#### Records provided:

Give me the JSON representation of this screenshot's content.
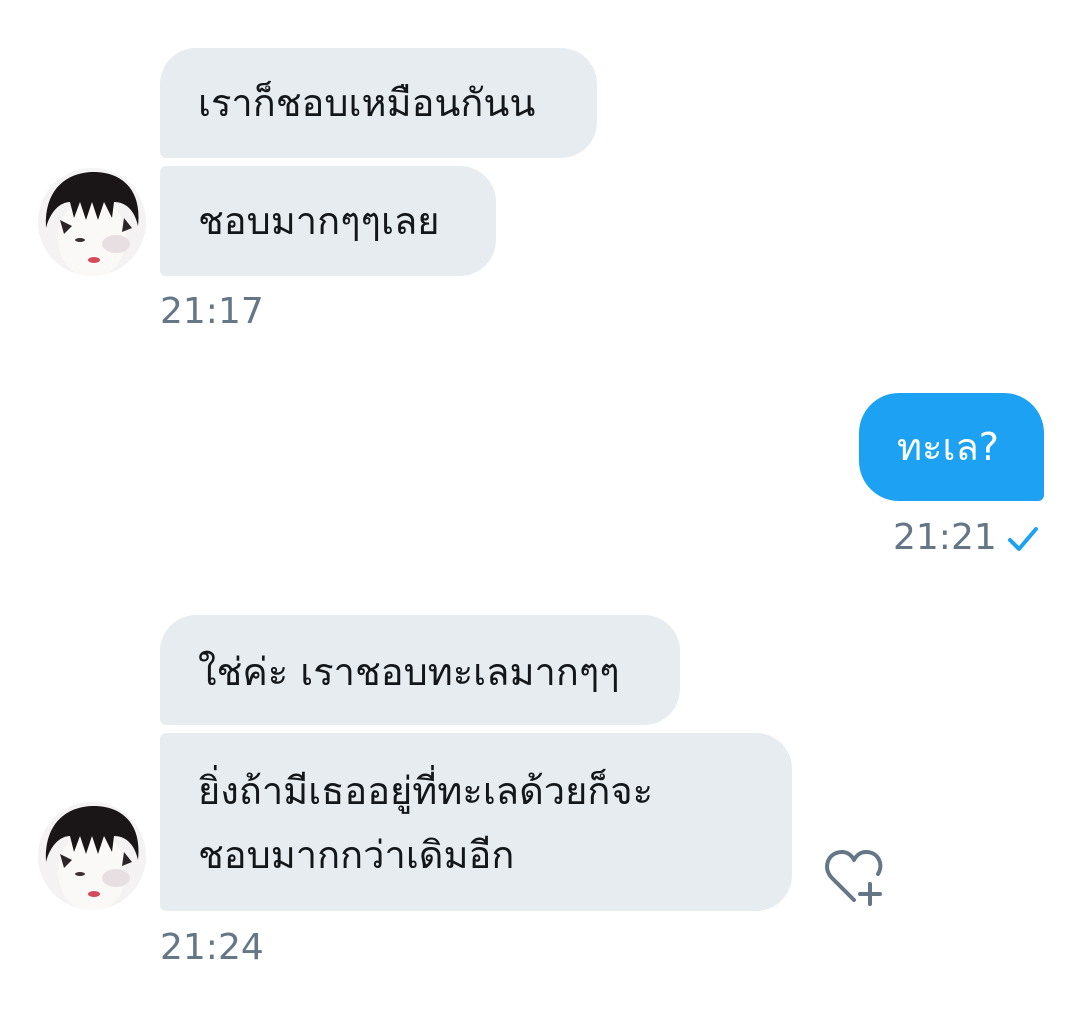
{
  "conversation": {
    "group1": {
      "messages": [
        "เราก็ชอบเหมือนกันน",
        "ชอบมากๆๆเลย"
      ],
      "time": "21:17"
    },
    "group2": {
      "message": "ทะเล?",
      "time": "21:21",
      "status_icon": "check-icon"
    },
    "group3": {
      "messages": [
        "ใช่ค่ะ เราชอบทะเลมากๆๆ",
        "ยิ่งถ้ามีเธออยู่ที่ทะเลด้วยก็จะ",
        "ชอบมากกว่าเดิมอีก"
      ],
      "time": "21:24"
    }
  },
  "colors": {
    "incoming_bubble": "#e6ecf0",
    "outgoing_bubble": "#1da1f2",
    "timestamp": "#657786",
    "read_check": "#1da1f2"
  },
  "icons": {
    "like": "heart-plus-icon",
    "avatar": "user-avatar"
  }
}
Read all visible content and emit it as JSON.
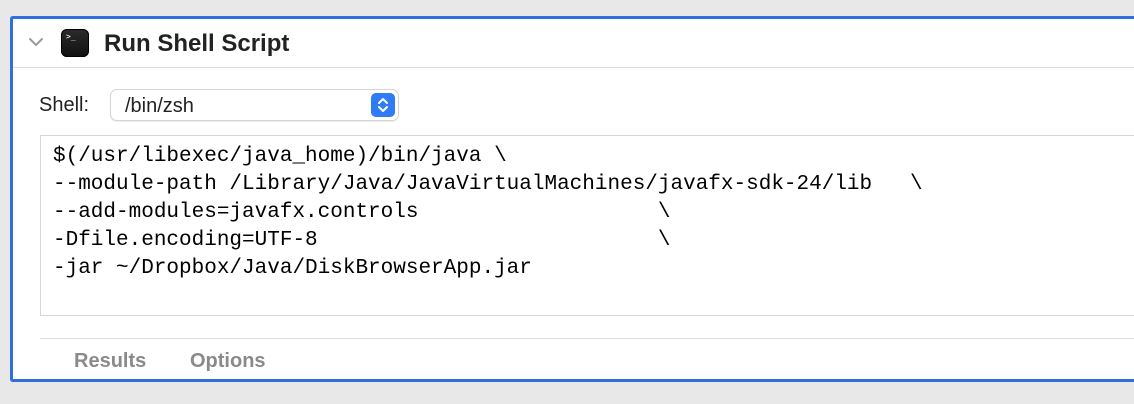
{
  "action": {
    "title": "Run Shell Script",
    "icon": "terminal-icon",
    "icon_prompt": ">_"
  },
  "shell": {
    "label": "Shell:",
    "selected": "/bin/zsh"
  },
  "script": {
    "lines": [
      "$(/usr/libexec/java_home)/bin/java \\",
      "--module-path /Library/Java/JavaVirtualMachines/javafx-sdk-24/lib   \\",
      "--add-modules=javafx.controls                   \\",
      "-Dfile.encoding=UTF-8                           \\",
      "-jar ~/Dropbox/Java/DiskBrowserApp.jar"
    ]
  },
  "tabs": {
    "results": "Results",
    "options": "Options"
  },
  "colors": {
    "selection_border": "#2f6fe0",
    "popup_accent": "#2f7cf6",
    "background": "#e8e8e8"
  }
}
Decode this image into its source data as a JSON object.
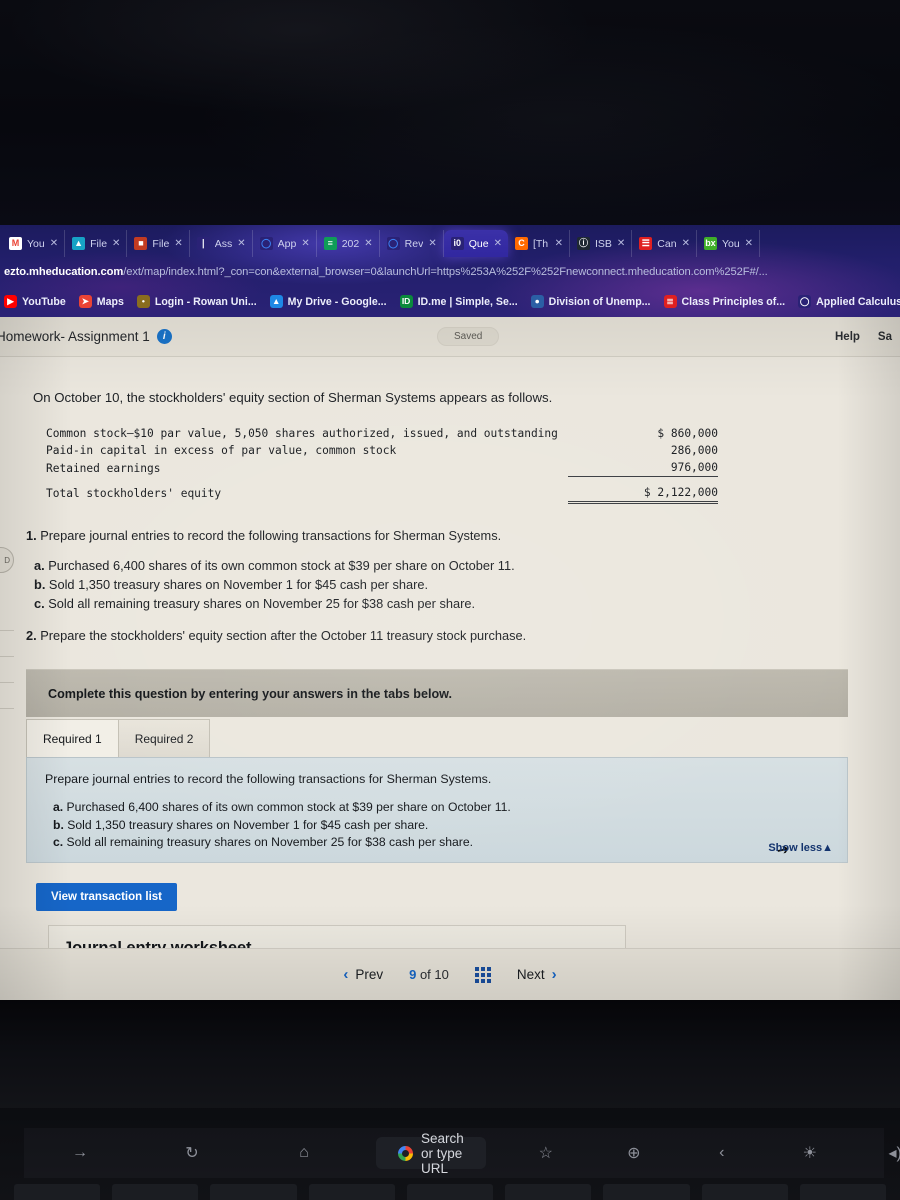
{
  "browser": {
    "tabs": [
      {
        "label": "You",
        "favicon": "gmail-icon",
        "color": "#ffffff",
        "glyph": "M",
        "glyph_color": "#ea4335",
        "active": false
      },
      {
        "label": "File",
        "favicon": "filen-icon",
        "color": "#17a2c6",
        "glyph": "▲",
        "glyph_color": "#ffffff",
        "active": false
      },
      {
        "label": "File",
        "favicon": "files-icon",
        "color": "#c23b22",
        "glyph": "■",
        "glyph_color": "#ffffff",
        "active": false
      },
      {
        "label": "Ass",
        "favicon": "doc-icon",
        "color": "#2a2276",
        "glyph": "❘",
        "glyph_color": "#ffffff",
        "active": false
      },
      {
        "label": "App",
        "favicon": "search-icon",
        "color": "#2a2276",
        "glyph": "◯",
        "glyph_color": "#3b82f6",
        "active": false
      },
      {
        "label": "202",
        "favicon": "sheets-icon",
        "color": "#0f9d58",
        "glyph": "≡",
        "glyph_color": "#ffffff",
        "active": false
      },
      {
        "label": "Rev",
        "favicon": "search-icon",
        "color": "#2a2276",
        "glyph": "◯",
        "glyph_color": "#3b82f6",
        "active": false
      },
      {
        "label": "Que",
        "favicon": "globe-icon",
        "color": "#2a2276",
        "glyph": "ἱ0",
        "glyph_color": "#ffffff",
        "active": true
      },
      {
        "label": "[Th",
        "favicon": "chegg-icon",
        "color": "#ff6a00",
        "glyph": "C",
        "glyph_color": "#ffffff",
        "active": false
      },
      {
        "label": "ISB",
        "favicon": "isbn-icon",
        "color": "#1f2933",
        "glyph": "ⓘ",
        "glyph_color": "#ffffff",
        "active": false
      },
      {
        "label": "Can",
        "favicon": "canvas-icon",
        "color": "#e02020",
        "glyph": "☰",
        "glyph_color": "#ffffff",
        "active": false
      },
      {
        "label": "You",
        "favicon": "bcc-icon",
        "color": "#3fae29",
        "glyph": "bx",
        "glyph_color": "#ffffff",
        "active": false
      }
    ],
    "url_host": "ezto.mheducation.com",
    "url_path": "/ext/map/index.html?_con=con&external_browser=0&launchUrl=https%253A%252F%252Fnewconnect.mheducation.com%252F#/...",
    "bookmarks": [
      {
        "label": "YouTube",
        "icon": "youtube-icon",
        "color": "#ff0000",
        "glyph": "▶"
      },
      {
        "label": "Maps",
        "icon": "maps-icon",
        "color": "#ea4335",
        "glyph": "➤"
      },
      {
        "label": "Login - Rowan Uni...",
        "icon": "rowan-icon",
        "color": "#8a6d1f",
        "glyph": "•"
      },
      {
        "label": "My Drive - Google...",
        "icon": "drive-icon",
        "color": "#1e88e5",
        "glyph": "▲"
      },
      {
        "label": "ID.me | Simple, Se...",
        "icon": "idme-icon",
        "color": "#0a8a3c",
        "glyph": "ID"
      },
      {
        "label": "Division of Unemp...",
        "icon": "nj-icon",
        "color": "#2b5fa5",
        "glyph": "●"
      },
      {
        "label": "Class Principles of...",
        "icon": "class-icon",
        "color": "#e02020",
        "glyph": "≣"
      },
      {
        "label": "Applied Calculus",
        "icon": "search-icon",
        "color": "#2a2276",
        "glyph": "◯"
      }
    ]
  },
  "app": {
    "header": {
      "title": "Homework- Assignment 1",
      "info_icon": "info-icon",
      "saved_label": "Saved",
      "help_label": "Help",
      "save_label": "Sa"
    },
    "prompt": "On October 10, the stockholders' equity section of Sherman Systems appears as follows.",
    "equity_table": {
      "rows": [
        {
          "label": "Common stock—$10 par value, 5,050 shares authorized, issued, and outstanding",
          "amount": "$ 860,000",
          "rule": "none"
        },
        {
          "label": "Paid-in capital in excess of par value, common stock",
          "amount": "286,000",
          "rule": "none"
        },
        {
          "label": "Retained earnings",
          "amount": "976,000",
          "rule": "single"
        },
        {
          "label": "Total stockholders' equity",
          "amount": "$ 2,122,000",
          "rule": "double"
        }
      ]
    },
    "requirements": {
      "req1_number": "1.",
      "req1_text": "Prepare journal entries to record the following transactions for Sherman Systems.",
      "items": [
        {
          "letter": "a.",
          "text": "Purchased 6,400 shares of its own common stock at $39 per share on October 11."
        },
        {
          "letter": "b.",
          "text": "Sold 1,350 treasury shares on November 1 for $45 cash per share."
        },
        {
          "letter": "c.",
          "text": "Sold all remaining treasury shares on November 25 for $38 cash per share."
        }
      ],
      "req2_number": "2.",
      "req2_text": "Prepare the stockholders' equity section after the October 11 treasury stock purchase."
    },
    "complete_bar": "Complete this question by entering your answers in the tabs below.",
    "answer_tabs": [
      {
        "label": "Required 1",
        "active": true
      },
      {
        "label": "Required 2",
        "active": false
      }
    ],
    "answer_panel": {
      "intro": "Prepare journal entries to record the following transactions for Sherman Systems.",
      "items": [
        {
          "letter": "a.",
          "text": "Purchased 6,400 shares of its own common stock at $39 per share on October 11."
        },
        {
          "letter": "b.",
          "text": "Sold 1,350 treasury shares on November 1 for $45 cash per share."
        },
        {
          "letter": "c.",
          "text": "Sold all remaining treasury shares on November 25 for $38 cash per share."
        }
      ],
      "show_less": "Show less▲"
    },
    "view_transaction_button": "View transaction list",
    "worksheet_title": "Journal entry worksheet",
    "pager": {
      "prev": "Prev",
      "current": "9",
      "of": "of",
      "total": "10",
      "next": "Next",
      "grid_icon": "grid-view-icon"
    }
  },
  "touchbar": {
    "keys": [
      {
        "icon": "forward-arrow-icon",
        "glyph": "→"
      },
      {
        "icon": "reload-icon",
        "glyph": "↻"
      },
      {
        "icon": "home-icon",
        "glyph": "⌂"
      }
    ],
    "search_placeholder": "Search or type URL",
    "google_icon": "google-g-icon",
    "right_keys": [
      {
        "icon": "star-icon",
        "glyph": "☆"
      },
      {
        "icon": "new-tab-icon",
        "glyph": "⊕"
      },
      {
        "icon": "back-bracket-icon",
        "glyph": "‹"
      },
      {
        "icon": "brightness-icon",
        "glyph": "☀"
      },
      {
        "icon": "volume-icon",
        "glyph": "◂))"
      }
    ]
  },
  "colors": {
    "accent_blue": "#1666c8",
    "chrome_purple": "#2a2276",
    "panel_blue": "#d7e0e3",
    "page_bg": "#ebe7de"
  }
}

#### Problem to work on:
How many lines in the listing above contain the string "amount"? Answer with the number only.

#### Answer in full:
4